- YOUR OBJECTIVE
Within the records that follow, find every line containing the string "Ebben". Copy those lines.

- STORED ROWS
====

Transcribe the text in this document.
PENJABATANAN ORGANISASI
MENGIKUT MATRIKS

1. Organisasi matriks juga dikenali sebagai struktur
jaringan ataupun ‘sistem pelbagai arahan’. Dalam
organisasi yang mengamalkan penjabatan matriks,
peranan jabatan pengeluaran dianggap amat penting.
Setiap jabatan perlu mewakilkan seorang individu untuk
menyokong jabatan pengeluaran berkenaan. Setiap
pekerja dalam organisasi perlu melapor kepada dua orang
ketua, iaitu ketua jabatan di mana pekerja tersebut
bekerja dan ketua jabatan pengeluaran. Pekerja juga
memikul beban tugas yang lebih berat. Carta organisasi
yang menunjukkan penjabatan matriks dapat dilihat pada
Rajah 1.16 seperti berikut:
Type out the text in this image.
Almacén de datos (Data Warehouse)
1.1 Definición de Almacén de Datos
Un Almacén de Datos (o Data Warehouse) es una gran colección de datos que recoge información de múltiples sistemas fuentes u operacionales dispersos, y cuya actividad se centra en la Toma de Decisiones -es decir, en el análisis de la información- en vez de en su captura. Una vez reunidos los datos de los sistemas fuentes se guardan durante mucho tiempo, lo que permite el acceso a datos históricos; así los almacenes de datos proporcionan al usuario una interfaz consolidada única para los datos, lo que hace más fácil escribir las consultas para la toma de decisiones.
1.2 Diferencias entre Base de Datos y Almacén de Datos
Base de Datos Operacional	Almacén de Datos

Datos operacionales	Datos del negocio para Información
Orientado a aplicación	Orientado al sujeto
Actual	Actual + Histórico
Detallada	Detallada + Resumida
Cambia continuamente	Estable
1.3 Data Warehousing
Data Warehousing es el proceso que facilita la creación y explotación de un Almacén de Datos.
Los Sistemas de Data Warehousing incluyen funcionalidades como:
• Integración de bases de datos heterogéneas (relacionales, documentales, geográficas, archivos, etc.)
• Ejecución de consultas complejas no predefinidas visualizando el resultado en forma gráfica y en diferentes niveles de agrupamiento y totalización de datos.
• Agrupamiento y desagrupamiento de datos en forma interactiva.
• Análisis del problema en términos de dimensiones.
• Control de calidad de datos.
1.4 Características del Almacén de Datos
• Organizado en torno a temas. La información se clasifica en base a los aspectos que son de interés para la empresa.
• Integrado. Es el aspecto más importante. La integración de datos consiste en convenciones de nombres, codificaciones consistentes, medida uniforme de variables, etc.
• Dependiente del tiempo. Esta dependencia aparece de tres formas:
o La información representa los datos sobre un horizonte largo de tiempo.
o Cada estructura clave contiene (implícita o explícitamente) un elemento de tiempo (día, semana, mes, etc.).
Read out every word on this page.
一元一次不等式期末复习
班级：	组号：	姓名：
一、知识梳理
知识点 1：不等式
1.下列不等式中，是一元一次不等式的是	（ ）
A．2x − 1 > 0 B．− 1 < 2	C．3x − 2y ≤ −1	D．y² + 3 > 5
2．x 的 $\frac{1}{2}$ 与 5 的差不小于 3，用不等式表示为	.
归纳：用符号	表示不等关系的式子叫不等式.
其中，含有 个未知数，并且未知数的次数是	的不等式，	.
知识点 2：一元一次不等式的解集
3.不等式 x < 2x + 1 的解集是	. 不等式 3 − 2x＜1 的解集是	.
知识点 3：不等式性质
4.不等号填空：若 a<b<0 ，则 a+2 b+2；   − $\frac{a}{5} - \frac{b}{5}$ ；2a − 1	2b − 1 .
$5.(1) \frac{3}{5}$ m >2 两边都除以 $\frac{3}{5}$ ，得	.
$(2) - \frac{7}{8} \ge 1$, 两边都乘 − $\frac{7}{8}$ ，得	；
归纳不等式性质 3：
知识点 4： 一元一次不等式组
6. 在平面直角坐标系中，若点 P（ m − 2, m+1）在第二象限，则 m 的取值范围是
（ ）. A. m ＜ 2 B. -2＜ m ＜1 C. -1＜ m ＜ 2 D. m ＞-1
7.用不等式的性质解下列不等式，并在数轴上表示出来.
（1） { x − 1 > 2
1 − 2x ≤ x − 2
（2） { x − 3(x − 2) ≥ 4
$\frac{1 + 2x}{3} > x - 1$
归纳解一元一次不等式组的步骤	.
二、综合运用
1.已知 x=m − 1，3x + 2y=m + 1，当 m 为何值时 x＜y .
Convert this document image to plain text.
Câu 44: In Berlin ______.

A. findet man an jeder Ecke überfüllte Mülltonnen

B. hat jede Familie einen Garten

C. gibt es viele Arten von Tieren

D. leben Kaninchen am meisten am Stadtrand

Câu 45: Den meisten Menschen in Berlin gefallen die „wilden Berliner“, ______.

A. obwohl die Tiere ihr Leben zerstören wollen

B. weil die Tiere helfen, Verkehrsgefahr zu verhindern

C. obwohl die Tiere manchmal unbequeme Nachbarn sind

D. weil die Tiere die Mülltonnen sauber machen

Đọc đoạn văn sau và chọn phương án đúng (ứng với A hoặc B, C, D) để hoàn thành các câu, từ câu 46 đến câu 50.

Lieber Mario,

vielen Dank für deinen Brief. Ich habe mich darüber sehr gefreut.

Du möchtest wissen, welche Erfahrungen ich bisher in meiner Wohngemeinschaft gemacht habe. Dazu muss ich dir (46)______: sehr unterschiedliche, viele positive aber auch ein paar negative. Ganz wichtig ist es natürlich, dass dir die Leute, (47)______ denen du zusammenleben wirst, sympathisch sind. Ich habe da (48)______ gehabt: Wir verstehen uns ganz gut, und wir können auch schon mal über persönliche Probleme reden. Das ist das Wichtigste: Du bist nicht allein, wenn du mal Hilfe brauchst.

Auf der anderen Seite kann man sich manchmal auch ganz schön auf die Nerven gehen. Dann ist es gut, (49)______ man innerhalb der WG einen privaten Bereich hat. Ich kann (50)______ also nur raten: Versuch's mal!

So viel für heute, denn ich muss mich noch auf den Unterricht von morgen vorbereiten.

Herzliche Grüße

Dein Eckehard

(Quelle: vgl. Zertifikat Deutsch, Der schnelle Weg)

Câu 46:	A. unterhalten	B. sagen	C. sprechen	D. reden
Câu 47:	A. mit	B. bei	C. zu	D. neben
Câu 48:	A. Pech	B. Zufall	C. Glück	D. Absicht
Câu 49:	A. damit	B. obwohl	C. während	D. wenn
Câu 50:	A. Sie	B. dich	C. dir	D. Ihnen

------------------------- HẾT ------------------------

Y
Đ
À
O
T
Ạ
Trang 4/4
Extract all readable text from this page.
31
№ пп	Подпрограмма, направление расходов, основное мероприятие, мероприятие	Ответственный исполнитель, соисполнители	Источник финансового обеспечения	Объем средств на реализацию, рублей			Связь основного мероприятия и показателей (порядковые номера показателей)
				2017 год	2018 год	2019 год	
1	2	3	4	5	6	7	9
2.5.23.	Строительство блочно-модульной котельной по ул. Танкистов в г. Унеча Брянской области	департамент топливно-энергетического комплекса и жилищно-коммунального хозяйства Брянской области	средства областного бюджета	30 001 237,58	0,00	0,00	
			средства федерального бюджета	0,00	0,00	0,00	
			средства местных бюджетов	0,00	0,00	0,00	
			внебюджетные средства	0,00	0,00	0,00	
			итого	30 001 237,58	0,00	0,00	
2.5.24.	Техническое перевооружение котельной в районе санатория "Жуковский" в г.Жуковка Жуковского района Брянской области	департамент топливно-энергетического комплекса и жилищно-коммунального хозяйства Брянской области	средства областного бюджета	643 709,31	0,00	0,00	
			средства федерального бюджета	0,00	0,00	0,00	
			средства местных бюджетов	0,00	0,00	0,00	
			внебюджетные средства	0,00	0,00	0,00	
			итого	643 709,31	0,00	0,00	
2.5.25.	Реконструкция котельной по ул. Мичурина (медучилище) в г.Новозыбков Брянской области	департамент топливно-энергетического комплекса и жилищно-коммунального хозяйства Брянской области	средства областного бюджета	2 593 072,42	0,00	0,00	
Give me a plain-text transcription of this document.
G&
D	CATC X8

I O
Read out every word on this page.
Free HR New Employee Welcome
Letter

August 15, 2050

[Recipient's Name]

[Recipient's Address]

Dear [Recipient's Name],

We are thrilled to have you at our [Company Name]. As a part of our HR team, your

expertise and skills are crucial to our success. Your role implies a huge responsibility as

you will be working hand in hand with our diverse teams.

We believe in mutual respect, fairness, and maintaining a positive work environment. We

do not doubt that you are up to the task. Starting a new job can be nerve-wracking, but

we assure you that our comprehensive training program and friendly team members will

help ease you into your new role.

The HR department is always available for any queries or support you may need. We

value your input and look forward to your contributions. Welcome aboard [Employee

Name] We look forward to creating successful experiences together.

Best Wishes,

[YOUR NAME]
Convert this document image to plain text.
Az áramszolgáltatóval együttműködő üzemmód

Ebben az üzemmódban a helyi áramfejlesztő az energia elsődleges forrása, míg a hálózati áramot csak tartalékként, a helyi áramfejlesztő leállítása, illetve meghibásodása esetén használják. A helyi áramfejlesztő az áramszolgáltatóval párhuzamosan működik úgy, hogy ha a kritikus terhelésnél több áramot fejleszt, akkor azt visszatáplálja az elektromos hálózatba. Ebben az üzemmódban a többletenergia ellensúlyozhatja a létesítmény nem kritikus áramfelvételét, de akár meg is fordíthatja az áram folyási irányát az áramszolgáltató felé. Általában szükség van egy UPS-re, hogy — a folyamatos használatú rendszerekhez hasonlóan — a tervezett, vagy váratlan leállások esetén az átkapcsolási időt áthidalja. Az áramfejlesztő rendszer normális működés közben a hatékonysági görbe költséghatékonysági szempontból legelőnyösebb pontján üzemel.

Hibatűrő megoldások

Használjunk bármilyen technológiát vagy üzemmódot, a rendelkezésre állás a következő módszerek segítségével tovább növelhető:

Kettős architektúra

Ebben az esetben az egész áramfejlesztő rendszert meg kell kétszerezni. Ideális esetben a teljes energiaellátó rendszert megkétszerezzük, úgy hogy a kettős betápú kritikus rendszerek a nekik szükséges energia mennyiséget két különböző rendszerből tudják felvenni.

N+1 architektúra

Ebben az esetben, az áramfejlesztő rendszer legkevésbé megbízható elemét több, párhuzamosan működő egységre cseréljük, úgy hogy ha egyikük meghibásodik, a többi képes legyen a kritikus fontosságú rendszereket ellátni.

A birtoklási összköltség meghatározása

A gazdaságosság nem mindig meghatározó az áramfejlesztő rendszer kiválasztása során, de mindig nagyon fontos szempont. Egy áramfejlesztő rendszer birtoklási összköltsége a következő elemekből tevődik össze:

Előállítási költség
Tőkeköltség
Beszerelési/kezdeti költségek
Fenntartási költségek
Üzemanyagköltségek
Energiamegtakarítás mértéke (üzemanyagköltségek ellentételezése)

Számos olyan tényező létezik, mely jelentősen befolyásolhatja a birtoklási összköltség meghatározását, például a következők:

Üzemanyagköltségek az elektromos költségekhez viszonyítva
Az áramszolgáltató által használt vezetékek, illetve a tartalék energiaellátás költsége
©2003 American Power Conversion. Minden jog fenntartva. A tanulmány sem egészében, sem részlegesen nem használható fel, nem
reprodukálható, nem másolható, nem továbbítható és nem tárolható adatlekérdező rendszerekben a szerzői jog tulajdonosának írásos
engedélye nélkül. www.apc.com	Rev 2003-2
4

====

- EXPECTED ANSWER
Ebben az üzemmódban a helyi áramfejlesztő az energia elsődleges forrása, míg a hálózati áramot csak tartalékként, a helyi áramfejlesztő leállítása, illetve meghibásodása esetén használják. A helyi áramfejlesztő az áramszolgáltatóval párhuzamosan működik úgy, hogy ha a kritikus terhelésnél több áramot fejleszt, akkor azt visszatáplálja az elektromos hálózatba. Ebben az üzemmódban a többletenergia ellensúlyozhatja a létesítmény nem kritikus áramfelvételét, de akár meg is fordíthatja az áram folyási irányát az áramszolgáltató felé. Általában szükség van egy UPS-re, hogy — a folyamatos használatú rendszerekhez hasonlóan — a tervezett, vagy váratlan leállások esetén az átkapcsolási időt áthidalja. Az áramfejlesztő rendszer normális működés közben a hatékonysági görbe költséghatékonysági szempontból legelőnyösebb pontján üzemel.
Ebben az esetben az egész áramfejlesztő rendszert meg kell kétszerezni. Ideális esetben a teljes energiaellátó rendszert megkétszerezzük, úgy hogy a kettős betápú kritikus rendszerek a nekik szükséges energia mennyiséget két különböző rendszerből tudják felvenni.
Ebben az esetben, az áramfejlesztő rendszer legkevésbé megbízható elemét több, párhuzamosan működő egységre cseréljük, úgy hogy ha egyikük meghibásodik, a többi képes legyen a kritikus fontosságú rendszereket ellátni.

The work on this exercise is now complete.